Data entries for graphics

▽

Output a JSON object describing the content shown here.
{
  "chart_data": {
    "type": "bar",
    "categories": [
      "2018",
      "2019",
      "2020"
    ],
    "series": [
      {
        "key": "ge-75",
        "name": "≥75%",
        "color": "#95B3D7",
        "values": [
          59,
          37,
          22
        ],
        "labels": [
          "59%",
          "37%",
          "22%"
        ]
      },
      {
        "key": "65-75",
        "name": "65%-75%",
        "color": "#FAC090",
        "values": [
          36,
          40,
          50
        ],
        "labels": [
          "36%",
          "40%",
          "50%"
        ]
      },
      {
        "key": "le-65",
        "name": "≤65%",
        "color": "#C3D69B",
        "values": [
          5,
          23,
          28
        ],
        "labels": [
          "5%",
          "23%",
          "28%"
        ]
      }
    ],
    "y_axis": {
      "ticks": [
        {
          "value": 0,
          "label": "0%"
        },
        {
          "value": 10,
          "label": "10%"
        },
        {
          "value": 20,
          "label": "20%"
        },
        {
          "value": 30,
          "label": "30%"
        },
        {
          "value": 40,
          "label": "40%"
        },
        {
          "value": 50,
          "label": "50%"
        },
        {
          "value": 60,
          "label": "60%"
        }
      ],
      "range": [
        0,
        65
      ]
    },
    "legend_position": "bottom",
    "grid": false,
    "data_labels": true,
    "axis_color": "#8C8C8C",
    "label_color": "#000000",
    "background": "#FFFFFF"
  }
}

△

● **WHAT THE EXERCISE ASKS**: Print the listing above in its entirety, with every line exact.

● **OUTPUT OF THE TASK**:
Output a JSON object describing the content shown here.
{
  "chart_data": {
    "type": "bar",
    "categories": [
      "2018",
      "2019",
      "2020"
    ],
    "series": [
      {
        "key": "ge-75",
        "name": "≥75%",
        "color": "#95B3D7",
        "values": [
          59,
          37,
          22
        ],
        "labels": [
          "59%",
          "37%",
          "22%"
        ]
      },
      {
        "key": "65-75",
        "name": "65%-75%",
        "color": "#FAC090",
        "values": [
          36,
          40,
          50
        ],
        "labels": [
          "36%",
          "40%",
          "50%"
        ]
      },
      {
        "key": "le-65",
        "name": "≤65%",
        "color": "#C3D69B",
        "values": [
          5,
          23,
          28
        ],
        "labels": [
          "5%",
          "23%",
          "28%"
        ]
      }
    ],
    "y_axis": {
      "ticks": [
        {
          "value": 0,
          "label": "0%"
        },
        {
          "value": 10,
          "label": "10%"
        },
        {
          "value": 20,
          "label": "20%"
        },
        {
          "value": 30,
          "label": "30%"
        },
        {
          "value": 40,
          "label": "40%"
        },
        {
          "value": 50,
          "label": "50%"
        },
        {
          "value": 60,
          "label": "60%"
        }
      ],
      "range": [
        0,
        65
      ]
    },
    "legend_position": "bottom",
    "grid": false,
    "data_labels": true,
    "axis_color": "#8C8C8C",
    "label_color": "#000000",
    "background": "#FFFFFF"
  }
}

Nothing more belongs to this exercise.